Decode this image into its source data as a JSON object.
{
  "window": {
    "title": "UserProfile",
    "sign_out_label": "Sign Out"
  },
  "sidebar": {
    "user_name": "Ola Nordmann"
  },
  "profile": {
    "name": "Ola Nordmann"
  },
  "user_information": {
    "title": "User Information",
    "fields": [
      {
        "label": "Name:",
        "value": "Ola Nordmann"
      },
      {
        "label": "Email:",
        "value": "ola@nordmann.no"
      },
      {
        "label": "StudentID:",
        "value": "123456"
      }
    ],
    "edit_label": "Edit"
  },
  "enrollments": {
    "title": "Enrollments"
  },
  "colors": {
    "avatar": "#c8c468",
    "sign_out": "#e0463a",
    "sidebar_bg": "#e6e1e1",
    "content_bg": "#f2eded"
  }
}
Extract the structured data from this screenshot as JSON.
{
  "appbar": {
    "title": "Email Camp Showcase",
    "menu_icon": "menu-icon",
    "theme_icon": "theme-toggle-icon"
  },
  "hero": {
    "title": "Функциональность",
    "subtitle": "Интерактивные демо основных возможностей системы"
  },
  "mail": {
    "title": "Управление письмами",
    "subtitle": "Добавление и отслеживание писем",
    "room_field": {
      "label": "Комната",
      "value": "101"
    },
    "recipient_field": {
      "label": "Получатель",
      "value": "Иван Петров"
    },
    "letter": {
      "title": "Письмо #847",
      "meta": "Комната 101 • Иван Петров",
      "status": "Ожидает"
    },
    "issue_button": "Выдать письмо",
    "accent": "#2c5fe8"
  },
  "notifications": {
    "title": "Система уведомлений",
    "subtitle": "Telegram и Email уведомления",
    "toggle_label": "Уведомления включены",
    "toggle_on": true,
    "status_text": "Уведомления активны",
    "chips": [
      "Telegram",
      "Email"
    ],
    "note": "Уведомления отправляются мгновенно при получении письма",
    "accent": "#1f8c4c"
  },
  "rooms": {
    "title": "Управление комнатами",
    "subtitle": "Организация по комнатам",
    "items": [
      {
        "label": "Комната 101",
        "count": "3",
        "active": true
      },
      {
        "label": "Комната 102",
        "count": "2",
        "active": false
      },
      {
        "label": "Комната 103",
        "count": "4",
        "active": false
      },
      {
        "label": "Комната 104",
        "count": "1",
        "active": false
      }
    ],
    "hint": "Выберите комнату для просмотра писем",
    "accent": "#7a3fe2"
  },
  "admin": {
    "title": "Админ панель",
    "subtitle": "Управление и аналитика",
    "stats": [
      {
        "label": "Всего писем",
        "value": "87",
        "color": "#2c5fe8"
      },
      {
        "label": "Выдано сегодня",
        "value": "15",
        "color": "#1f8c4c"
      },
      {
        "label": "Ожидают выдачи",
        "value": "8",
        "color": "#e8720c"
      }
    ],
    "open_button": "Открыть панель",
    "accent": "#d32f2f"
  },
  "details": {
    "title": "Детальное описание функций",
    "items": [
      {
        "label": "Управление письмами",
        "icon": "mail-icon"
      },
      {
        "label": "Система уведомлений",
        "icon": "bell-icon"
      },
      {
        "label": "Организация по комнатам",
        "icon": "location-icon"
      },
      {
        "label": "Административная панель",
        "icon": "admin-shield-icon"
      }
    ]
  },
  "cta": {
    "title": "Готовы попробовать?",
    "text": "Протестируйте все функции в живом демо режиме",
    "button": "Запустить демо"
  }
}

* [Instructions for the task]: Extract all the entries word for word.

* [Correct answer]:
Decode this image into its source data as a JSON object.
{
  "window": {
    "title": "UserProfile",
    "sign_out_label": "Sign Out"
  },
  "sidebar": {
    "user_name": "Ola Nordmann"
  },
  "profile": {
    "name": "Ola Nordmann"
  },
  "user_information": {
    "title": "User Information",
    "fields": [
      {
        "label": "Name:",
        "value": "Ola Nordmann"
      },
      {
        "label": "Email:",
        "value": "ola@nordmann.no"
      },
      {
        "label": "StudentID:",
        "value": "123456"
      }
    ],
    "edit_label": "Edit"
  },
  "enrollments": {
    "title": "Enrollments"
  },
  "colors": {
    "avatar": "#c8c468",
    "sign_out": "#e0463a",
    "sidebar_bg": "#e6e1e1",
    "content_bg": "#f2eded"
  }
}
Extract the structured data from this screenshot as JSON.
{
  "appbar": {
    "title": "Email Camp Showcase",
    "menu_icon": "menu-icon",
    "theme_icon": "theme-toggle-icon"
  },
  "hero": {
    "title": "Функциональность",
    "subtitle": "Интерактивные демо основных возможностей системы"
  },
  "mail": {
    "title": "Управление письмами",
    "subtitle": "Добавление и отслеживание писем",
    "room_field": {
      "label": "Комната",
      "value": "101"
    },
    "recipient_field": {
      "label": "Получатель",
      "value": "Иван Петров"
    },
    "letter": {
      "title": "Письмо #847",
      "meta": "Комната 101 • Иван Петров",
      "status": "Ожидает"
    },
    "issue_button": "Выдать письмо",
    "accent": "#2c5fe8"
  },
  "notifications": {
    "title": "Система уведомлений",
    "subtitle": "Telegram и Email уведомления",
    "toggle_label": "Уведомления включены",
    "toggle_on": true,
    "status_text": "Уведомления активны",
    "chips": [
      "Telegram",
      "Email"
    ],
    "note": "Уведомления отправляются мгновенно при получении письма",
    "accent": "#1f8c4c"
  },
  "rooms": {
    "title": "Управление комнатами",
    "subtitle": "Организация по комнатам",
    "items": [
      {
        "label": "Комната 101",
        "count": "3",
        "active": true
      },
      {
        "label": "Комната 102",
        "count": "2",
        "active": false
      },
      {
        "label": "Комната 103",
        "count": "4",
        "active": false
      },
      {
        "label": "Комната 104",
        "count": "1",
        "active": false
      }
    ],
    "hint": "Выберите комнату для просмотра писем",
    "accent": "#7a3fe2"
  },
  "admin": {
    "title": "Админ панель",
    "subtitle": "Управление и аналитика",
    "stats": [
      {
        "label": "Всего писем",
        "value": "87",
        "color": "#2c5fe8"
      },
      {
        "label": "Выдано сегодня",
        "value": "15",
        "color": "#1f8c4c"
      },
      {
        "label": "Ожидают выдачи",
        "value": "8",
        "color": "#e8720c"
      }
    ],
    "open_button": "Открыть панель",
    "accent": "#d32f2f"
  },
  "details": {
    "title": "Детальное описание функций",
    "items": [
      {
        "label": "Управление письмами",
        "icon": "mail-icon"
      },
      {
        "label": "Система уведомлений",
        "icon": "bell-icon"
      },
      {
        "label": "Организация по комнатам",
        "icon": "location-icon"
      },
      {
        "label": "Административная панель",
        "icon": "admin-shield-icon"
      }
    ]
  },
  "cta": {
    "title": "Готовы попробовать?",
    "text": "Протестируйте все функции в живом демо режиме",
    "button": "Запустить демо"
  }
}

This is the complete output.